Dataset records
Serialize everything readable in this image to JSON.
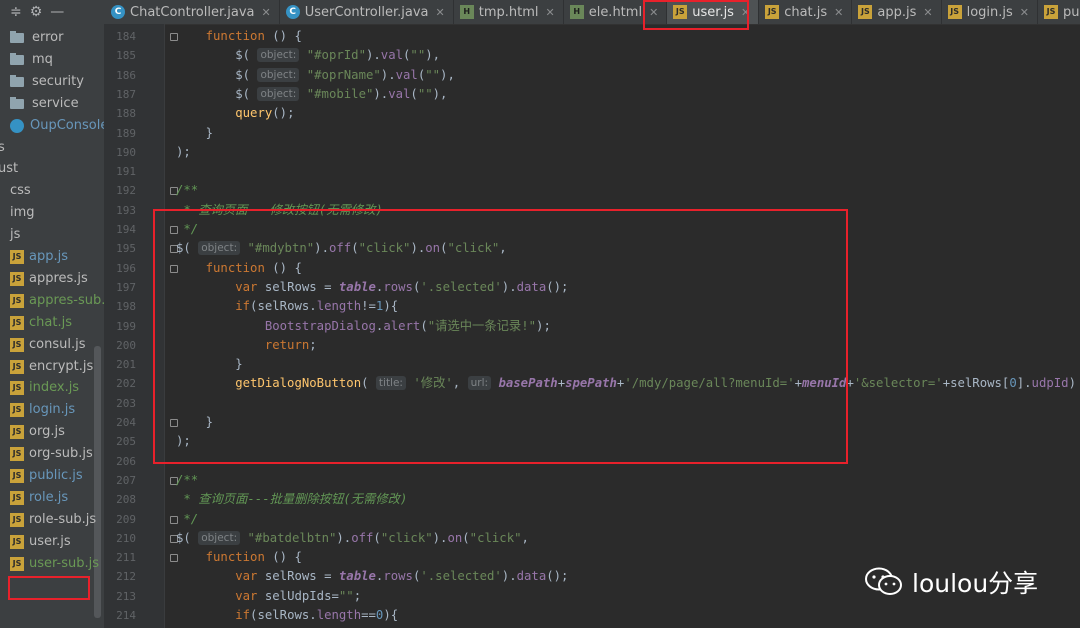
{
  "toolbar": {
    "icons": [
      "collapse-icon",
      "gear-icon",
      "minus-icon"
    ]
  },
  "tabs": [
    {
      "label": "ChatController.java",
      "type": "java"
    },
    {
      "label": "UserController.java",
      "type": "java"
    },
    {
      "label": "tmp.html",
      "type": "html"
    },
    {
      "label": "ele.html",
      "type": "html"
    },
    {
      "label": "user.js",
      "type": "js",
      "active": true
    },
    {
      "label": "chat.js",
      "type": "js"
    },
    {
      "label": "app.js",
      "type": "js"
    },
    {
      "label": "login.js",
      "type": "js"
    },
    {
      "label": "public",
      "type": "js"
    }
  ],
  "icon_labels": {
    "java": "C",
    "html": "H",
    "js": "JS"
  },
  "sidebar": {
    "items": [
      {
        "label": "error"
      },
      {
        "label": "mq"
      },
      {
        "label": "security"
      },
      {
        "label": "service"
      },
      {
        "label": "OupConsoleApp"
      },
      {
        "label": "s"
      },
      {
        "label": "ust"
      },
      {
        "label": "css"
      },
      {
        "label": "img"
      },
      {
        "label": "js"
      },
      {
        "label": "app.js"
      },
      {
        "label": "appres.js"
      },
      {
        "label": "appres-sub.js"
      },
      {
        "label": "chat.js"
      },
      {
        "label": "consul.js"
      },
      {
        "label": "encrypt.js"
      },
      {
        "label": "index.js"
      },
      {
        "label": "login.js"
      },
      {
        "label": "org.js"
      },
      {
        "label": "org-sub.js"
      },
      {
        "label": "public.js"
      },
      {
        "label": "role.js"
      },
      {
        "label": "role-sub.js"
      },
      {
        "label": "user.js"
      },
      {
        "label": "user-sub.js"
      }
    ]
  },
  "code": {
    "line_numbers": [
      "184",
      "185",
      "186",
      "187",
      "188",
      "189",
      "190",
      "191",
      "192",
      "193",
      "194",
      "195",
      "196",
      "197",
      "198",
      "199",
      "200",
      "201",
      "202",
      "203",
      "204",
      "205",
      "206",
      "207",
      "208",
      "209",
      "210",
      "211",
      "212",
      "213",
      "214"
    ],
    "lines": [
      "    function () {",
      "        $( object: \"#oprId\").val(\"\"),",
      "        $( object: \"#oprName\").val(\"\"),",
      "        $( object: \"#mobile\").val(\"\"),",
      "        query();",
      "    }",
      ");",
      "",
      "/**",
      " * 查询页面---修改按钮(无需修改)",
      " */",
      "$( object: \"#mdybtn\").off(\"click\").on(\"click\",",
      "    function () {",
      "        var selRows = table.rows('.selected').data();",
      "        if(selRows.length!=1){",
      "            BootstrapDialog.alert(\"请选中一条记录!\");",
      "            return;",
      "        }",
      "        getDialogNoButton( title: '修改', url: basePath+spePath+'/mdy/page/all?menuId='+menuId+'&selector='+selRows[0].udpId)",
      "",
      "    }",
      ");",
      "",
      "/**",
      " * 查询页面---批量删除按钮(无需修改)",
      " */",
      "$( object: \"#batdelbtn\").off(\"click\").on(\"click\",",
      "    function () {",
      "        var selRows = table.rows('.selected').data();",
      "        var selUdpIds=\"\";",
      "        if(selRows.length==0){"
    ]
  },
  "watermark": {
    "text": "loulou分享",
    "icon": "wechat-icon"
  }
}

(YOUR OBJECTIVE)
From the records given above, reproduce all text exactly and exclude each picture.

(ANSWER TO THE PROBLEM)
Serialize everything readable in this image to JSON.
{
  "toolbar": {
    "icons": [
      "collapse-icon",
      "gear-icon",
      "minus-icon"
    ]
  },
  "tabs": [
    {
      "label": "ChatController.java",
      "type": "java"
    },
    {
      "label": "UserController.java",
      "type": "java"
    },
    {
      "label": "tmp.html",
      "type": "html"
    },
    {
      "label": "ele.html",
      "type": "html"
    },
    {
      "label": "user.js",
      "type": "js",
      "active": true
    },
    {
      "label": "chat.js",
      "type": "js"
    },
    {
      "label": "app.js",
      "type": "js"
    },
    {
      "label": "login.js",
      "type": "js"
    },
    {
      "label": "public",
      "type": "js"
    }
  ],
  "icon_labels": {
    "java": "C",
    "html": "H",
    "js": "JS"
  },
  "sidebar": {
    "items": [
      {
        "label": "error"
      },
      {
        "label": "mq"
      },
      {
        "label": "security"
      },
      {
        "label": "service"
      },
      {
        "label": "OupConsoleApp"
      },
      {
        "label": "s"
      },
      {
        "label": "ust"
      },
      {
        "label": "css"
      },
      {
        "label": "img"
      },
      {
        "label": "js"
      },
      {
        "label": "app.js"
      },
      {
        "label": "appres.js"
      },
      {
        "label": "appres-sub.js"
      },
      {
        "label": "chat.js"
      },
      {
        "label": "consul.js"
      },
      {
        "label": "encrypt.js"
      },
      {
        "label": "index.js"
      },
      {
        "label": "login.js"
      },
      {
        "label": "org.js"
      },
      {
        "label": "org-sub.js"
      },
      {
        "label": "public.js"
      },
      {
        "label": "role.js"
      },
      {
        "label": "role-sub.js"
      },
      {
        "label": "user.js"
      },
      {
        "label": "user-sub.js"
      }
    ]
  },
  "code": {
    "line_numbers": [
      "184",
      "185",
      "186",
      "187",
      "188",
      "189",
      "190",
      "191",
      "192",
      "193",
      "194",
      "195",
      "196",
      "197",
      "198",
      "199",
      "200",
      "201",
      "202",
      "203",
      "204",
      "205",
      "206",
      "207",
      "208",
      "209",
      "210",
      "211",
      "212",
      "213",
      "214"
    ],
    "lines": [
      "    function () {",
      "        $( object: \"#oprId\").val(\"\"),",
      "        $( object: \"#oprName\").val(\"\"),",
      "        $( object: \"#mobile\").val(\"\"),",
      "        query();",
      "    }",
      ");",
      "",
      "/**",
      " * 查询页面---修改按钮(无需修改)",
      " */",
      "$( object: \"#mdybtn\").off(\"click\").on(\"click\",",
      "    function () {",
      "        var selRows = table.rows('.selected').data();",
      "        if(selRows.length!=1){",
      "            BootstrapDialog.alert(\"请选中一条记录!\");",
      "            return;",
      "        }",
      "        getDialogNoButton( title: '修改', url: basePath+spePath+'/mdy/page/all?menuId='+menuId+'&selector='+selRows[0].udpId)",
      "",
      "    }",
      ");",
      "",
      "/**",
      " * 查询页面---批量删除按钮(无需修改)",
      " */",
      "$( object: \"#batdelbtn\").off(\"click\").on(\"click\",",
      "    function () {",
      "        var selRows = table.rows('.selected').data();",
      "        var selUdpIds=\"\";",
      "        if(selRows.length==0){"
    ]
  },
  "watermark": {
    "text": "loulou分享",
    "icon": "wechat-icon"
  }
}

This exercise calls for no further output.